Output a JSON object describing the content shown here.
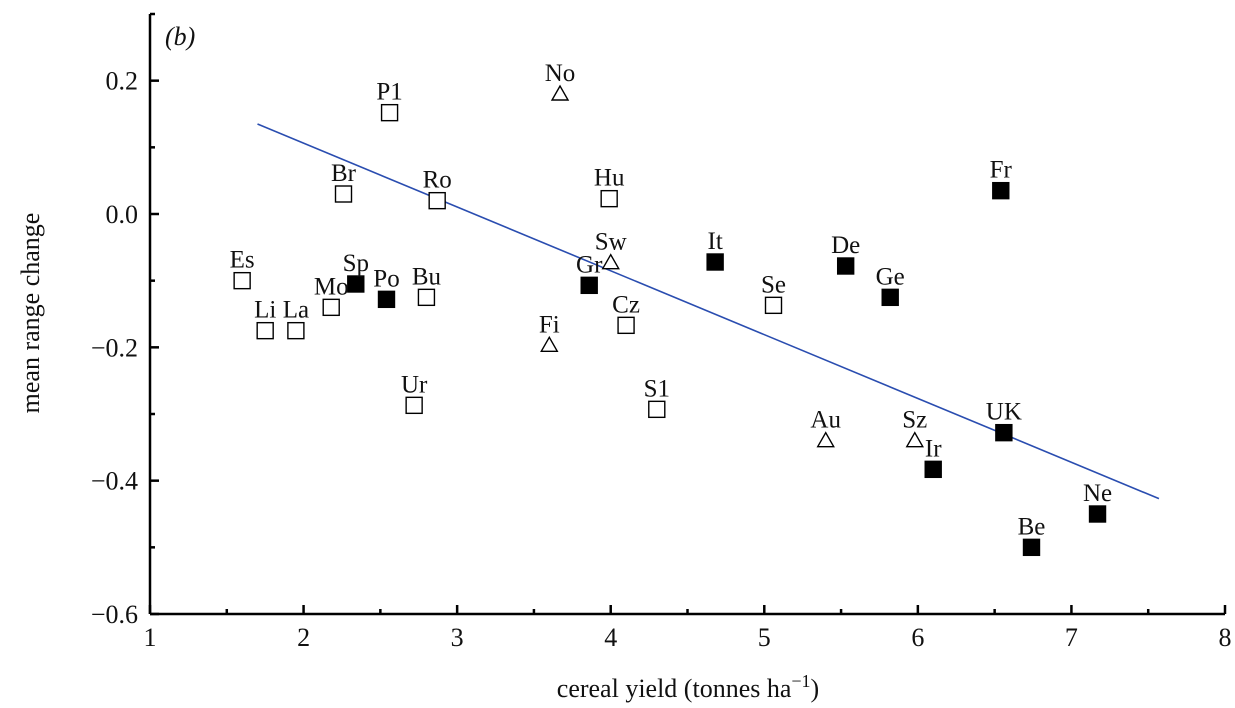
{
  "chart_data": {
    "type": "scatter",
    "panel_label": "(b)",
    "xlabel": "cereal yield (tonnes ha",
    "xlabel_superscript": "−1",
    "xlabel_close": ")",
    "ylabel": "mean range change",
    "xlim": [
      1,
      8
    ],
    "ylim": [
      -0.6,
      0.3
    ],
    "x_ticks": [
      1,
      2,
      3,
      4,
      5,
      6,
      7,
      8
    ],
    "x_tick_labels": [
      "1",
      "2",
      "3",
      "4",
      "5",
      "6",
      "7",
      "8"
    ],
    "y_ticks": [
      -0.6,
      -0.4,
      -0.2,
      0.0,
      0.2
    ],
    "y_tick_labels": [
      "−0.6",
      "−0.4",
      "−0.2",
      "0.0",
      "0.2"
    ],
    "marker_types": {
      "open_square": "#ffffff",
      "filled_square": "#000000",
      "open_triangle": "#ffffff"
    },
    "points": [
      {
        "label": "Es",
        "x": 1.6,
        "y": -0.1,
        "marker": "open_square"
      },
      {
        "label": "Li",
        "x": 1.75,
        "y": -0.175,
        "marker": "open_square"
      },
      {
        "label": "La",
        "x": 1.95,
        "y": -0.175,
        "marker": "open_square"
      },
      {
        "label": "Mo",
        "x": 2.18,
        "y": -0.14,
        "marker": "open_square"
      },
      {
        "label": "Br",
        "x": 2.26,
        "y": 0.03,
        "marker": "open_square"
      },
      {
        "label": "Sp",
        "x": 2.34,
        "y": -0.105,
        "marker": "filled_square"
      },
      {
        "label": "Po",
        "x": 2.54,
        "y": -0.128,
        "marker": "filled_square"
      },
      {
        "label": "P1",
        "x": 2.56,
        "y": 0.152,
        "marker": "open_square"
      },
      {
        "label": "Ur",
        "x": 2.72,
        "y": -0.287,
        "marker": "open_square"
      },
      {
        "label": "Bu",
        "x": 2.8,
        "y": -0.125,
        "marker": "open_square"
      },
      {
        "label": "Ro",
        "x": 2.87,
        "y": 0.02,
        "marker": "open_square"
      },
      {
        "label": "Fi",
        "x": 3.6,
        "y": -0.197,
        "marker": "open_triangle"
      },
      {
        "label": "No",
        "x": 3.67,
        "y": 0.18,
        "marker": "open_triangle"
      },
      {
        "label": "Gr",
        "x": 3.86,
        "y": -0.107,
        "marker": "filled_square"
      },
      {
        "label": "Hu",
        "x": 3.99,
        "y": 0.023,
        "marker": "open_square"
      },
      {
        "label": "Sw",
        "x": 4.0,
        "y": -0.073,
        "marker": "open_triangle"
      },
      {
        "label": "Cz",
        "x": 4.1,
        "y": -0.167,
        "marker": "open_square"
      },
      {
        "label": "S1",
        "x": 4.3,
        "y": -0.293,
        "marker": "open_square"
      },
      {
        "label": "It",
        "x": 4.68,
        "y": -0.072,
        "marker": "filled_square"
      },
      {
        "label": "Se",
        "x": 5.06,
        "y": -0.137,
        "marker": "open_square"
      },
      {
        "label": "Au",
        "x": 5.4,
        "y": -0.34,
        "marker": "open_triangle"
      },
      {
        "label": "De",
        "x": 5.53,
        "y": -0.078,
        "marker": "filled_square"
      },
      {
        "label": "Ge",
        "x": 5.82,
        "y": -0.125,
        "marker": "filled_square"
      },
      {
        "label": "Sz",
        "x": 5.98,
        "y": -0.34,
        "marker": "open_triangle"
      },
      {
        "label": "Ir",
        "x": 6.1,
        "y": -0.383,
        "marker": "filled_square"
      },
      {
        "label": "Fr",
        "x": 6.54,
        "y": 0.035,
        "marker": "filled_square"
      },
      {
        "label": "UK",
        "x": 6.56,
        "y": -0.328,
        "marker": "filled_square"
      },
      {
        "label": "Be",
        "x": 6.74,
        "y": -0.5,
        "marker": "filled_square"
      },
      {
        "label": "Ne",
        "x": 7.17,
        "y": -0.45,
        "marker": "filled_square"
      }
    ],
    "trendline": {
      "x": [
        1.7,
        7.57
      ],
      "y": [
        0.135,
        -0.427
      ],
      "color": "#2a4db0"
    },
    "grid": false,
    "legend": "none"
  }
}
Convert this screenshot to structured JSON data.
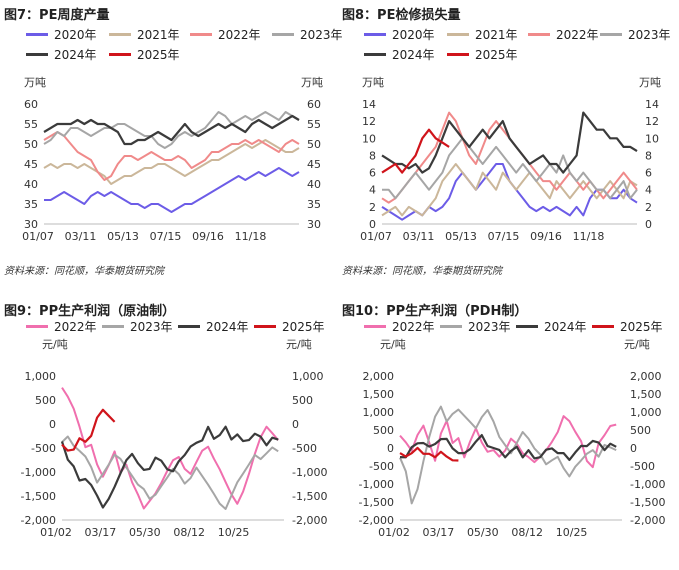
{
  "source_note_left": "资料来源：同花顺，华泰期货研究院",
  "source_note_right": "资料来源：同花顺，华泰期货研究院",
  "colors": {
    "2020年": "#6c5ce7",
    "2021年": "#cbb79a",
    "2022年": "#f08a8a",
    "2023年": "#a6a6a6",
    "2024年": "#3b3b3b",
    "2025年": "#d0141b",
    "2022年pp": "#f06fae"
  },
  "chart_data": [
    {
      "type": "line",
      "title": "图7：PE周度产量",
      "ylabel_left": "万吨",
      "ylabel_right": "万吨",
      "ylim": [
        30,
        60
      ],
      "yticks": [
        "30",
        "35",
        "40",
        "45",
        "50",
        "55",
        "60"
      ],
      "x_ticks": [
        "01/07",
        "03/11",
        "05/13",
        "07/15",
        "09/16",
        "11/18"
      ],
      "grid": false,
      "series": [
        {
          "name": "2020年",
          "values": [
            36,
            36,
            37,
            38,
            37,
            36,
            35,
            37,
            38,
            37,
            38,
            37,
            36,
            35,
            35,
            34,
            35,
            35,
            34,
            33,
            34,
            35,
            35,
            36,
            37,
            38,
            39,
            40,
            41,
            42,
            41,
            42,
            43,
            42,
            43,
            44,
            43,
            42,
            43
          ]
        },
        {
          "name": "2021年",
          "values": [
            44,
            45,
            44,
            45,
            45,
            44,
            45,
            44,
            43,
            42,
            40,
            41,
            42,
            42,
            43,
            44,
            44,
            45,
            45,
            44,
            43,
            42,
            43,
            44,
            45,
            46,
            46,
            47,
            48,
            49,
            50,
            49,
            50,
            51,
            50,
            49,
            48,
            48,
            49
          ]
        },
        {
          "name": "2022年",
          "values": [
            51,
            52,
            53,
            52,
            50,
            48,
            47,
            46,
            43,
            41,
            42,
            45,
            47,
            47,
            46,
            47,
            48,
            47,
            46,
            46,
            47,
            46,
            44,
            45,
            46,
            48,
            48,
            49,
            50,
            50,
            51,
            50,
            51,
            50,
            49,
            48,
            50,
            51,
            50
          ]
        },
        {
          "name": "2023年",
          "values": [
            50,
            51,
            53,
            52,
            54,
            54,
            53,
            52,
            53,
            54,
            54,
            55,
            55,
            54,
            53,
            52,
            52,
            50,
            49,
            50,
            52,
            53,
            52,
            53,
            54,
            56,
            58,
            57,
            55,
            56,
            57,
            56,
            57,
            58,
            57,
            56,
            58,
            57,
            56
          ]
        },
        {
          "name": "2024年",
          "values": [
            53,
            54,
            55,
            55,
            55,
            56,
            55,
            56,
            55,
            55,
            54,
            53,
            50,
            50,
            51,
            51,
            52,
            53,
            52,
            51,
            53,
            55,
            53,
            52,
            53,
            54,
            55,
            54,
            55,
            54,
            53,
            55,
            56,
            55,
            54,
            55,
            56,
            57,
            56
          ]
        },
        {
          "name": "2025年",
          "values": []
        }
      ]
    },
    {
      "type": "line",
      "title": "图8：PE检修损失量",
      "ylabel_left": "万吨",
      "ylabel_right": "万吨",
      "ylim": [
        0,
        14
      ],
      "yticks": [
        "0",
        "2",
        "4",
        "6",
        "8",
        "10",
        "12",
        "14"
      ],
      "x_ticks": [
        "01/07",
        "03/11",
        "05/13",
        "07/15",
        "09/16",
        "11/18"
      ],
      "grid": false,
      "series": [
        {
          "name": "2020年",
          "values": [
            2,
            1.5,
            1,
            0.5,
            1,
            1.5,
            1,
            2,
            1.5,
            2,
            3,
            5,
            6,
            5,
            4,
            5,
            6,
            7,
            7,
            5,
            4,
            3,
            2,
            1.5,
            2,
            1.5,
            2,
            1.5,
            1,
            2,
            1,
            3,
            4,
            4,
            3,
            3,
            4,
            3,
            2.5
          ]
        },
        {
          "name": "2021年",
          "values": [
            1,
            1.5,
            2,
            1,
            2,
            1.5,
            1,
            2,
            3,
            5,
            6,
            7,
            6,
            5,
            4,
            6,
            5,
            4,
            6,
            5,
            4,
            5,
            6,
            5,
            4,
            3,
            5,
            4,
            3,
            4,
            5,
            4,
            3,
            4,
            5,
            4,
            3,
            5,
            4.5
          ]
        },
        {
          "name": "2022年",
          "values": [
            3,
            2.5,
            3,
            4,
            5,
            6,
            7,
            8,
            9,
            11,
            13,
            12,
            10,
            8,
            7,
            9,
            11,
            12,
            11,
            10,
            9,
            8,
            7,
            6,
            5,
            5,
            4,
            5,
            6,
            5,
            4,
            5,
            4,
            3,
            4,
            5,
            6,
            5,
            4
          ]
        },
        {
          "name": "2023年",
          "values": [
            4,
            4,
            3,
            4,
            5,
            6,
            5,
            4,
            5,
            6,
            8,
            9,
            10,
            9,
            8,
            7,
            8,
            9,
            8,
            7,
            6,
            7,
            6,
            5,
            6,
            7,
            6,
            8,
            6,
            5,
            6,
            5,
            4,
            4,
            3,
            4,
            5,
            3,
            4
          ]
        },
        {
          "name": "2024年",
          "values": [
            8,
            7.5,
            7,
            7,
            6.5,
            7,
            6,
            6.5,
            8,
            10,
            12,
            11,
            10,
            9,
            10,
            11,
            10,
            11,
            12,
            10,
            9,
            8,
            7,
            7.5,
            8,
            7,
            7,
            6,
            7,
            8,
            13,
            12,
            11,
            11,
            10,
            10,
            9,
            9,
            8.5
          ]
        },
        {
          "name": "2025年",
          "values": [
            6,
            6.5,
            7,
            6,
            7,
            8,
            10,
            11,
            10,
            9.5,
            9
          ]
        }
      ]
    },
    {
      "type": "line",
      "title": "图9：PP生产利润（原油制）",
      "ylabel_left": "元/吨",
      "ylabel_right": "元/吨",
      "ylim": [
        -2000,
        1000
      ],
      "yticks": [
        "-2,000",
        "-1,500",
        "-1,000",
        "-500",
        "0",
        "500",
        "1,000"
      ],
      "x_ticks": [
        "01/02",
        "03/17",
        "05/30",
        "08/12",
        "10/25"
      ],
      "grid": false,
      "series": [
        {
          "name": "2022年",
          "values": [
            800,
            600,
            300,
            -100,
            -500,
            -400,
            -800,
            -1100,
            -900,
            -600,
            -1000,
            -800,
            -1200,
            -1500,
            -1800,
            -1600,
            -1400,
            -1200,
            -1000,
            -800,
            -700,
            -900,
            -1000,
            -800,
            -600,
            -500,
            -700,
            -900,
            -1200,
            -1500,
            -1700,
            -1400,
            -1000,
            -600,
            -300,
            -100,
            -200,
            -300
          ]
        },
        {
          "name": "2023年",
          "values": [
            -400,
            -300,
            -500,
            -600,
            -700,
            -900,
            -1200,
            -1000,
            -800,
            -600,
            -700,
            -900,
            -1100,
            -1300,
            -1400,
            -1600,
            -1500,
            -1300,
            -1100,
            -900,
            -1000,
            -1200,
            -1100,
            -900,
            -1100,
            -1300,
            -1500,
            -1700,
            -1800,
            -1500,
            -1200,
            -1000,
            -800,
            -600,
            -700,
            -600,
            -500,
            -600
          ]
        },
        {
          "name": "2024年",
          "values": [
            -400,
            -700,
            -900,
            -1200,
            -1100,
            -1300,
            -1500,
            -1700,
            -1600,
            -1300,
            -1000,
            -800,
            -600,
            -800,
            -1000,
            -900,
            -700,
            -800,
            -900,
            -1000,
            -800,
            -600,
            -500,
            -400,
            -300,
            -100,
            -300,
            -200,
            -100,
            -300,
            -200,
            -400,
            -300,
            -200,
            -300,
            -400,
            -300,
            -350
          ]
        },
        {
          "name": "2025年",
          "values": [
            -400,
            -600,
            -500,
            -300,
            -400,
            -200,
            100,
            300,
            200,
            0
          ]
        }
      ]
    },
    {
      "type": "line",
      "title": "图10：PP生产利润（PDH制）",
      "ylabel_left": "元/吨",
      "ylabel_right": "元/吨",
      "ylim": [
        -2000,
        2000
      ],
      "yticks": [
        "-2,000",
        "-1,500",
        "-1,000",
        "-500",
        "0",
        "500",
        "1,000",
        "1,500",
        "2,000"
      ],
      "x_ticks": [
        "01/02",
        "03/17",
        "05/30",
        "08/12",
        "10/25"
      ],
      "grid": false,
      "series": [
        {
          "name": "2022年",
          "values": [
            400,
            200,
            -100,
            300,
            600,
            200,
            -300,
            400,
            700,
            100,
            300,
            -200,
            200,
            500,
            100,
            -100,
            0,
            -200,
            -100,
            200,
            100,
            -100,
            -200,
            -400,
            -300,
            -100,
            200,
            500,
            900,
            700,
            400,
            200,
            -300,
            -500,
            100,
            300,
            600,
            700
          ]
        },
        {
          "name": "2023年",
          "values": [
            -300,
            -700,
            -1600,
            -1200,
            -400,
            300,
            900,
            1200,
            800,
            1000,
            1100,
            900,
            700,
            500,
            800,
            1000,
            700,
            300,
            100,
            -100,
            200,
            500,
            300,
            0,
            -200,
            -500,
            -400,
            -300,
            -600,
            -800,
            -500,
            -300,
            -100,
            0,
            -200,
            100,
            0,
            -100
          ]
        },
        {
          "name": "2024年",
          "values": [
            -300,
            -200,
            0,
            100,
            200,
            0,
            100,
            300,
            200,
            0,
            -100,
            -200,
            0,
            200,
            300,
            100,
            0,
            -100,
            -200,
            -100,
            0,
            -200,
            -100,
            -300,
            -200,
            -100,
            0,
            -100,
            -200,
            -300,
            -100,
            0,
            100,
            200,
            100,
            0,
            100,
            0
          ]
        },
        {
          "name": "2025年",
          "values": [
            -100,
            -300,
            -100,
            0,
            -200,
            -100,
            -300,
            -100,
            -200,
            -400,
            -300
          ]
        }
      ]
    }
  ]
}
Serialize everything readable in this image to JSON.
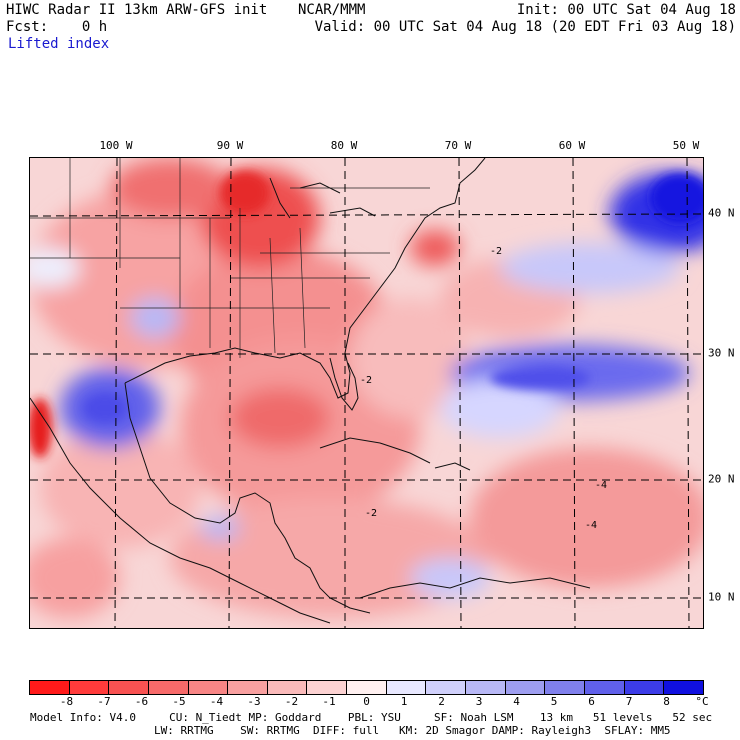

══════════════════════════════

__Work required__.
How many lines of these entries hold the string "PP生产利润"? Answer with the number alone.

__Worked answer__.
2